> REQUEST
Every entry below should be transcribed exactly; pictures stay out of the copy.

> DATA LISTING
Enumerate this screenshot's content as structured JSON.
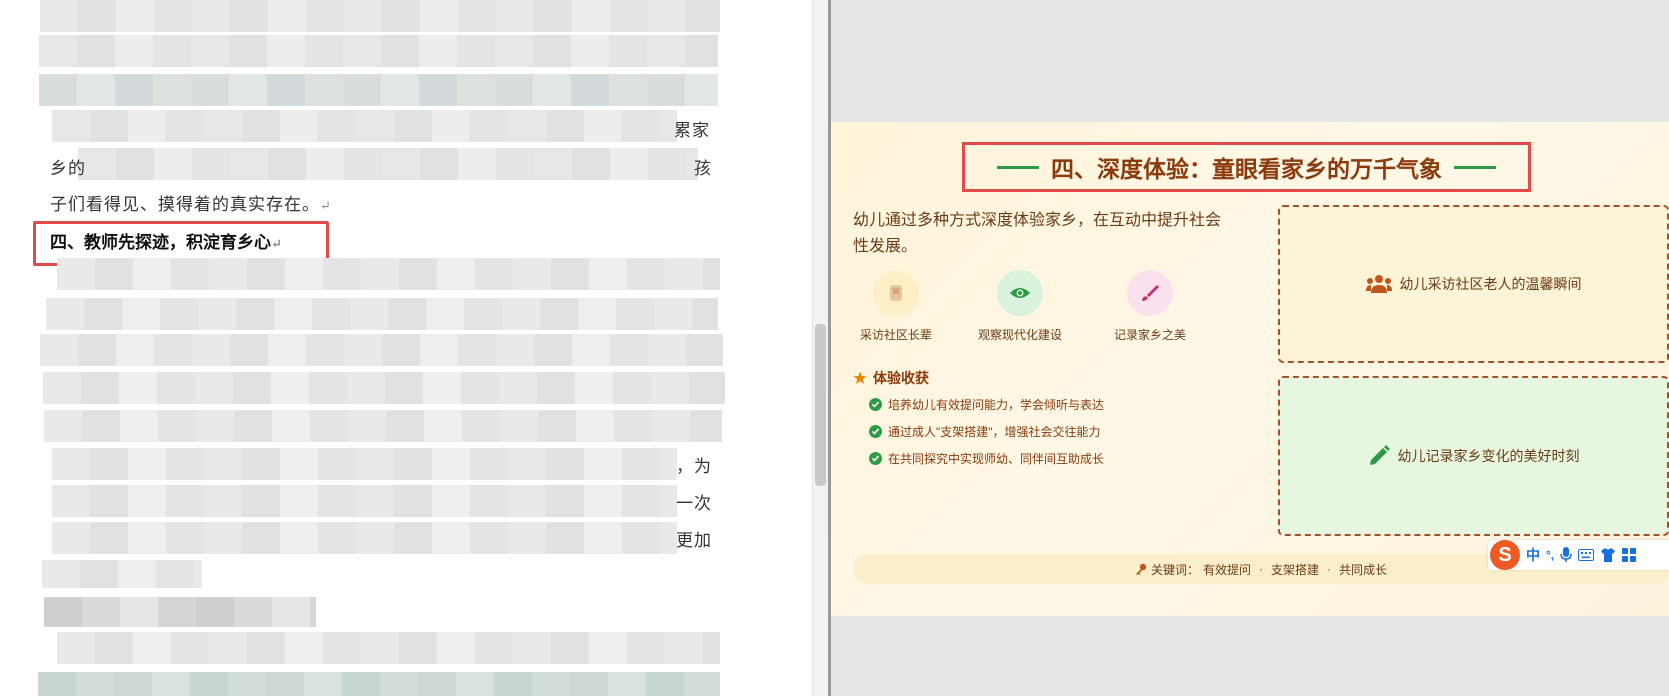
{
  "document": {
    "lines": [
      {
        "tail": "累家"
      },
      {
        "head": "乡的",
        "tail": "孩"
      },
      {
        "text": "子们看得见、摸得着的真实存在。"
      },
      {
        "tail": "，为"
      },
      {
        "tail": "一次"
      },
      {
        "tail": "更加"
      }
    ],
    "heading": "四、教师先探迹，积淀育乡心",
    "para_mark": "↵"
  },
  "slide": {
    "title": "四、深度体验：童眼看家乡的万千气象",
    "intro": "幼儿通过多种方式深度体验家乡，在互动中提升社会性发展。",
    "activities": [
      {
        "label": "采访社区长辈",
        "icon": "elder-photo-icon"
      },
      {
        "label": "观察现代化建设",
        "icon": "eye-icon"
      },
      {
        "label": "记录家乡之美",
        "icon": "paintbrush-icon"
      }
    ],
    "gains_title": "体验收获",
    "gains": [
      "培养幼儿有效提问能力，学会倾听与表达",
      "通过成人\"支架搭建\"，增强社会交往能力",
      "在共同探究中实现师幼、同伴间互助成长"
    ],
    "photo_placeholders": [
      {
        "label": "幼儿采访社区老人的温馨瞬间",
        "icon": "users-icon"
      },
      {
        "label": "幼儿记录家乡变化的美好时刻",
        "icon": "pencil-icon"
      }
    ],
    "keywords_label": "关键词：",
    "keywords": [
      "有效提问",
      "支架搭建",
      "共同成长"
    ],
    "keyword_sep": "·"
  },
  "ime": {
    "logo": "S",
    "mode": "中",
    "punct": "°,"
  },
  "colors": {
    "accent_red": "#e24a4a",
    "title_brown": "#8a3a0c",
    "green": "#2e9a45"
  }
}
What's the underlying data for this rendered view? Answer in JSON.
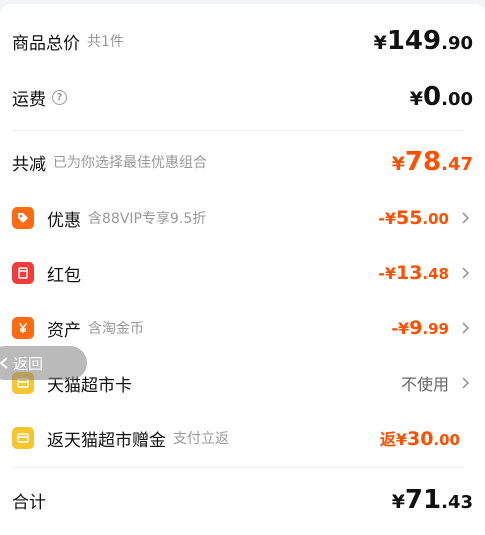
{
  "summary": {
    "goods_total": {
      "label": "商品总价",
      "sub": "共1件",
      "currency": "¥",
      "int": "149",
      "dec": ".90"
    },
    "shipping": {
      "label": "运费",
      "help_icon": "question-circle-icon",
      "currency": "¥",
      "int": "0",
      "dec": ".00"
    },
    "total_discount": {
      "label": "共减",
      "sub": "已为你选择最佳优惠组合",
      "currency": "¥",
      "int": "78",
      "dec": ".47"
    }
  },
  "discounts": [
    {
      "icon": "coupon-tag-icon",
      "icon_color": "#ff6a13",
      "label": "优惠",
      "sub": "含88VIP专享9.5折",
      "prefix": "-",
      "currency": "¥",
      "int": "55",
      "dec": ".00"
    },
    {
      "icon": "red-packet-icon",
      "icon_color": "#f23b3b",
      "label": "红包",
      "sub": "",
      "prefix": "-",
      "currency": "¥",
      "int": "13",
      "dec": ".48"
    },
    {
      "icon": "yen-asset-icon",
      "icon_color": "#ff6a13",
      "label": "资产",
      "sub": "含淘金币",
      "prefix": "-",
      "currency": "¥",
      "int": "9",
      "dec": ".99"
    }
  ],
  "tmall_card": {
    "icon": "card-icon",
    "icon_color": "#f7c52d",
    "label": "天猫超市卡",
    "value": "不使用"
  },
  "tmall_gift": {
    "icon": "card-icon",
    "icon_color": "#f7c52d",
    "label": "返天猫超市赠金",
    "sub": "支付立返",
    "prefix": "返",
    "currency": "¥",
    "int": "30",
    "dec": ".00"
  },
  "grand_total": {
    "label": "合计",
    "currency": "¥",
    "int": "71",
    "dec": ".43"
  },
  "back_button": {
    "label": "返回"
  },
  "colors": {
    "accent": "#ff5000",
    "muted": "#999999"
  }
}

> EXERCISE SOLUTION
Enumerate this screenshot's content as structured JSON.
{
  "document": {
    "lines": [
      {
        "tail": "累家"
      },
      {
        "head": "乡的",
        "tail": "孩"
      },
      {
        "text": "子们看得见、摸得着的真实存在。"
      },
      {
        "tail": "，为"
      },
      {
        "tail": "一次"
      },
      {
        "tail": "更加"
      }
    ],
    "heading": "四、教师先探迹，积淀育乡心",
    "para_mark": "↵"
  },
  "slide": {
    "title": "四、深度体验：童眼看家乡的万千气象",
    "intro": "幼儿通过多种方式深度体验家乡，在互动中提升社会性发展。",
    "activities": [
      {
        "label": "采访社区长辈",
        "icon": "elder-photo-icon"
      },
      {
        "label": "观察现代化建设",
        "icon": "eye-icon"
      },
      {
        "label": "记录家乡之美",
        "icon": "paintbrush-icon"
      }
    ],
    "gains_title": "体验收获",
    "gains": [
      "培养幼儿有效提问能力，学会倾听与表达",
      "通过成人\"支架搭建\"，增强社会交往能力",
      "在共同探究中实现师幼、同伴间互助成长"
    ],
    "photo_placeholders": [
      {
        "label": "幼儿采访社区老人的温馨瞬间",
        "icon": "users-icon"
      },
      {
        "label": "幼儿记录家乡变化的美好时刻",
        "icon": "pencil-icon"
      }
    ],
    "keywords_label": "关键词：",
    "keywords": [
      "有效提问",
      "支架搭建",
      "共同成长"
    ],
    "keyword_sep": "·"
  },
  "ime": {
    "logo": "S",
    "mode": "中",
    "punct": "°,"
  },
  "colors": {
    "accent_red": "#e24a4a",
    "title_brown": "#8a3a0c",
    "green": "#2e9a45"
  }
}
What's the underlying data for this rendered view? Answer in JSON.
{
  "summary": {
    "goods_total": {
      "label": "商品总价",
      "sub": "共1件",
      "currency": "¥",
      "int": "149",
      "dec": ".90"
    },
    "shipping": {
      "label": "运费",
      "help_icon": "question-circle-icon",
      "currency": "¥",
      "int": "0",
      "dec": ".00"
    },
    "total_discount": {
      "label": "共减",
      "sub": "已为你选择最佳优惠组合",
      "currency": "¥",
      "int": "78",
      "dec": ".47"
    }
  },
  "discounts": [
    {
      "icon": "coupon-tag-icon",
      "icon_color": "#ff6a13",
      "label": "优惠",
      "sub": "含88VIP专享9.5折",
      "prefix": "-",
      "currency": "¥",
      "int": "55",
      "dec": ".00"
    },
    {
      "icon": "red-packet-icon",
      "icon_color": "#f23b3b",
      "label": "红包",
      "sub": "",
      "prefix": "-",
      "currency": "¥",
      "int": "13",
      "dec": ".48"
    },
    {
      "icon": "yen-asset-icon",
      "icon_color": "#ff6a13",
      "label": "资产",
      "sub": "含淘金币",
      "prefix": "-",
      "currency": "¥",
      "int": "9",
      "dec": ".99"
    }
  ],
  "tmall_card": {
    "icon": "card-icon",
    "icon_color": "#f7c52d",
    "label": "天猫超市卡",
    "value": "不使用"
  },
  "tmall_gift": {
    "icon": "card-icon",
    "icon_color": "#f7c52d",
    "label": "返天猫超市赠金",
    "sub": "支付立返",
    "prefix": "返",
    "currency": "¥",
    "int": "30",
    "dec": ".00"
  },
  "grand_total": {
    "label": "合计",
    "currency": "¥",
    "int": "71",
    "dec": ".43"
  },
  "back_button": {
    "label": "返回"
  },
  "colors": {
    "accent": "#ff5000",
    "muted": "#999999"
  }
}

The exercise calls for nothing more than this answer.